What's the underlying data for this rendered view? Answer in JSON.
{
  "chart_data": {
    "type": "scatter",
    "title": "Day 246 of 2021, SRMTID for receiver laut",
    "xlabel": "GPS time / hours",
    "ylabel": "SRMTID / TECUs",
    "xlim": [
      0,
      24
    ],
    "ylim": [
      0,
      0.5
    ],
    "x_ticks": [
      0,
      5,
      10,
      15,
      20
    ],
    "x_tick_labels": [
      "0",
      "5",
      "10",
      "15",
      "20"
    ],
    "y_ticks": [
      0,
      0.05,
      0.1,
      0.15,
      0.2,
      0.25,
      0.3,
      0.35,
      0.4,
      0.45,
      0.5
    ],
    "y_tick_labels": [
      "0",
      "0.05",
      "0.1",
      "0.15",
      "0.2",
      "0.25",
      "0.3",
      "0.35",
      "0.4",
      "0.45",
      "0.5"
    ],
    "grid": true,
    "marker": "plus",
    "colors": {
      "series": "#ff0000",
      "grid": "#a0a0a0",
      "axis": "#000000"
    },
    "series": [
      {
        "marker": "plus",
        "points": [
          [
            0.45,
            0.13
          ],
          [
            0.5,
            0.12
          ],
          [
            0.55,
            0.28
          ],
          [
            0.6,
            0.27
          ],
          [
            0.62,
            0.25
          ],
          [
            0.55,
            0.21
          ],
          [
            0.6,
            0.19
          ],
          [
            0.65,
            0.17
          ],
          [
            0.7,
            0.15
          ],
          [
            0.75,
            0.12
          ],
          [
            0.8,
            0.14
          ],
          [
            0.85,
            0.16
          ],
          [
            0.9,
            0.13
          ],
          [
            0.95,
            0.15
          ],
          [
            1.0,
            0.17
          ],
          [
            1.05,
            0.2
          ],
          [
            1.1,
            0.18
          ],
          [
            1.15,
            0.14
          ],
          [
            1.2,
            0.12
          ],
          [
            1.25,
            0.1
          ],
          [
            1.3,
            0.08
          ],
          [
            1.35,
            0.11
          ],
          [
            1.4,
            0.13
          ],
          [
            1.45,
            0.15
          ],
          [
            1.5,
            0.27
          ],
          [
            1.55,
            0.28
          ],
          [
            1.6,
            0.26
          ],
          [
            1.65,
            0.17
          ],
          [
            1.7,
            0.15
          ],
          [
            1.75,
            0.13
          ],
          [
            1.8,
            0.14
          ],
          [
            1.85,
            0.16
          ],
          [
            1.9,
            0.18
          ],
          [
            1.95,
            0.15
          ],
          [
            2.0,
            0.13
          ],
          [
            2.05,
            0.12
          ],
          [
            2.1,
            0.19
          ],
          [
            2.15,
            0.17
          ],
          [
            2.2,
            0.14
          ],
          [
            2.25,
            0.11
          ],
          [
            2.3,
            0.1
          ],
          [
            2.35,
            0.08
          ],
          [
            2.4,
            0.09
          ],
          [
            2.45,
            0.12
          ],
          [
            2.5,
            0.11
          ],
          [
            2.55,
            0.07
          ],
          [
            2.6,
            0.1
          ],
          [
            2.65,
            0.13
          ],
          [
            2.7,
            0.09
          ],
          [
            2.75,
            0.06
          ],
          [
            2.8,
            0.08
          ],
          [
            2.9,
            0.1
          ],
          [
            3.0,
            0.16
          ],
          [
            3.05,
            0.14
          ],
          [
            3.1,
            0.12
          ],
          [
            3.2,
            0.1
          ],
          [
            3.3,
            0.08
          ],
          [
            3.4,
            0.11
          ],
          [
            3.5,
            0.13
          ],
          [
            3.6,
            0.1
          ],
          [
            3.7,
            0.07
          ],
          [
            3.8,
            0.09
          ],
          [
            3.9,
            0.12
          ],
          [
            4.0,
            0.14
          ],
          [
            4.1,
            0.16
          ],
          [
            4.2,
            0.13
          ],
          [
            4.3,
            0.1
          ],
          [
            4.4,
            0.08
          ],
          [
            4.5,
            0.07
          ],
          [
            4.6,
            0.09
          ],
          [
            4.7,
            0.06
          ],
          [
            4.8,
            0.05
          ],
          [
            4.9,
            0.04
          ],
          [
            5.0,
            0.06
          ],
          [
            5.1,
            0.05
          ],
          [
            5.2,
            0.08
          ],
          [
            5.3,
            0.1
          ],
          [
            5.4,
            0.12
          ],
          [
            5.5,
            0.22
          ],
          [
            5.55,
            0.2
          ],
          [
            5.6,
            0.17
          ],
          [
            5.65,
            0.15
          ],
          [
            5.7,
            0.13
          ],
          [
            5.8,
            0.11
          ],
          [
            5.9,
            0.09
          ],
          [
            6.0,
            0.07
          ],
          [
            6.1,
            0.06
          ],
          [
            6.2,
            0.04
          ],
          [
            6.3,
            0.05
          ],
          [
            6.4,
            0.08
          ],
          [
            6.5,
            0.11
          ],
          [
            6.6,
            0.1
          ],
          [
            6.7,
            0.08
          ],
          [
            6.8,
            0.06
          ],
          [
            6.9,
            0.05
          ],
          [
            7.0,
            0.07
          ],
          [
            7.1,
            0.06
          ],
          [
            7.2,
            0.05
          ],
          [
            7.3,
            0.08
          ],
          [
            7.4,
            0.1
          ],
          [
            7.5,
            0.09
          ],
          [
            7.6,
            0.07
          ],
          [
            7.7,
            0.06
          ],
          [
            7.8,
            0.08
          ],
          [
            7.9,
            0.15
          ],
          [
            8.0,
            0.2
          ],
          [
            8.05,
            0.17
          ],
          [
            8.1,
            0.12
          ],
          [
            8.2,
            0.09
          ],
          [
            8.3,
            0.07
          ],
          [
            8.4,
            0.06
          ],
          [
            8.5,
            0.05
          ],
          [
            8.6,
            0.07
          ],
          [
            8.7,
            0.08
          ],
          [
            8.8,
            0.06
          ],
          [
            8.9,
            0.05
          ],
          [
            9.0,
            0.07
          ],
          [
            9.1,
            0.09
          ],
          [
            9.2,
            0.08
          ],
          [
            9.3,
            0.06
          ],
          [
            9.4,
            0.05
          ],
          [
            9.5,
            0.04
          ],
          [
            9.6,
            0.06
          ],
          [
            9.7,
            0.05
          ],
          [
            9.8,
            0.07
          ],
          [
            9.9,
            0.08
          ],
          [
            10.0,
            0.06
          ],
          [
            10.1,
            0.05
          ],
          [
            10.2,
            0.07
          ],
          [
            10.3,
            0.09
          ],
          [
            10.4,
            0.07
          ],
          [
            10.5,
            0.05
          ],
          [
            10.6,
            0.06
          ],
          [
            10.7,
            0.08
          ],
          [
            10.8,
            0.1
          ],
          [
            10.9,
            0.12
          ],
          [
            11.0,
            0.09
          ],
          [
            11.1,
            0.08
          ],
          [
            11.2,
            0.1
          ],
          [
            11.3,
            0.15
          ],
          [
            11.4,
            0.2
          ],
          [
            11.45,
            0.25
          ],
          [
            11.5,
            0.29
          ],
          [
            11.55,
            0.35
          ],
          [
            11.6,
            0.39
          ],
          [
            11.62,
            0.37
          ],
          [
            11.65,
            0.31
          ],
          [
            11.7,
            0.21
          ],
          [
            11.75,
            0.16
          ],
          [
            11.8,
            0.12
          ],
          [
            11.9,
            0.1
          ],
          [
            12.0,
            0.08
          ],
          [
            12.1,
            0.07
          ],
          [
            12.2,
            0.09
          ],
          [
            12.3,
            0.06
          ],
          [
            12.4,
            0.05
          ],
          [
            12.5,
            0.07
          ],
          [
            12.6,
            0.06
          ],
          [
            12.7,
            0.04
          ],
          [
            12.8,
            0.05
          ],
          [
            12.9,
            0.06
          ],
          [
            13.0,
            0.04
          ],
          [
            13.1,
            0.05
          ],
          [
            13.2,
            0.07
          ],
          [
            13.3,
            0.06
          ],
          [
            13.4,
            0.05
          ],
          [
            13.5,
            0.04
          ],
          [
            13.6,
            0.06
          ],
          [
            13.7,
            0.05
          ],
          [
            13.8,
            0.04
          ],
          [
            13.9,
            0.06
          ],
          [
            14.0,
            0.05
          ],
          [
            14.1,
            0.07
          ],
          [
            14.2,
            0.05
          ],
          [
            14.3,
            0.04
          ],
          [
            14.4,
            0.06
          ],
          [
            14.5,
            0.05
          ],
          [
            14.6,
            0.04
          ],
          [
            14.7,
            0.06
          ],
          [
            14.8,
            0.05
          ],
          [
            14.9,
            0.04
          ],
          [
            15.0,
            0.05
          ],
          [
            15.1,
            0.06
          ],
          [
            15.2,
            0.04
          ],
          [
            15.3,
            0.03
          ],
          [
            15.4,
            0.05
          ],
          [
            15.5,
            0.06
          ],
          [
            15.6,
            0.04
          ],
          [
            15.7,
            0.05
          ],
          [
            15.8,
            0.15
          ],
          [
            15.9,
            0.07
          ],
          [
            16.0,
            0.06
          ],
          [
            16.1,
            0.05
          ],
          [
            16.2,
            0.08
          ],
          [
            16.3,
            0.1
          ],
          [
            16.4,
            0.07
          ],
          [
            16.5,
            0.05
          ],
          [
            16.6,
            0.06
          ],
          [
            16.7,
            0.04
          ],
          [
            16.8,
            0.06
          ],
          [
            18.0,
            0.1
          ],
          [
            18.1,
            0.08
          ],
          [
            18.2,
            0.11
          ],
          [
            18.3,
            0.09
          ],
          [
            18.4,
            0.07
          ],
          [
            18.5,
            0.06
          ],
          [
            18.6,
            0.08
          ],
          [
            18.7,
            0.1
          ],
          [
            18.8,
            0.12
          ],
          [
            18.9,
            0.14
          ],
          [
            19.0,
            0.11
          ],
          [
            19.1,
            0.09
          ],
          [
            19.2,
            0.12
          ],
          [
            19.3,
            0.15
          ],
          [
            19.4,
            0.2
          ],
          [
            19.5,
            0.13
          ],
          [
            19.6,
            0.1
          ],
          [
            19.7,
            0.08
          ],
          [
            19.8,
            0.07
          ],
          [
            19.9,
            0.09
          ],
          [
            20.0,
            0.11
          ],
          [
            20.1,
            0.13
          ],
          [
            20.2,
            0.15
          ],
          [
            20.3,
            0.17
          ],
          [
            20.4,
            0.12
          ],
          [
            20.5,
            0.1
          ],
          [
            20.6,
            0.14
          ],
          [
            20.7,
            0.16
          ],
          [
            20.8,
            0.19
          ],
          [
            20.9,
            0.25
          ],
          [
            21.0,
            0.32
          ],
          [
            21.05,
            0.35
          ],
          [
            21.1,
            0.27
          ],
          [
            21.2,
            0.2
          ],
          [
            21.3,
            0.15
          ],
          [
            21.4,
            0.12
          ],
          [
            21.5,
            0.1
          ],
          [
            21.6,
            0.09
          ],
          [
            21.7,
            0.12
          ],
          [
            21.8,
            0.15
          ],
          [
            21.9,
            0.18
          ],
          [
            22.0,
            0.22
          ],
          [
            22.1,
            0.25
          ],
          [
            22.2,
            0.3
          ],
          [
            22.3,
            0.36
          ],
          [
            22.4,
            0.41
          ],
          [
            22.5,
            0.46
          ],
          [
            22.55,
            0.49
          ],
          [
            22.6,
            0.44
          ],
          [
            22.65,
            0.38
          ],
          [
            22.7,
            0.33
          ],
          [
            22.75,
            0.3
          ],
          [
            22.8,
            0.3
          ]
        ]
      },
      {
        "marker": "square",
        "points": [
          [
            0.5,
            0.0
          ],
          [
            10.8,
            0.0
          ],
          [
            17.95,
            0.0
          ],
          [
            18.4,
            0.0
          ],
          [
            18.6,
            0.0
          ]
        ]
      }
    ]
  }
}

────────────────────

Isolate the lines above that contain the word "marker" and copy them.

■ Solution to this problem ■
    "marker": "plus",
        "marker": "plus",
        "marker": "square",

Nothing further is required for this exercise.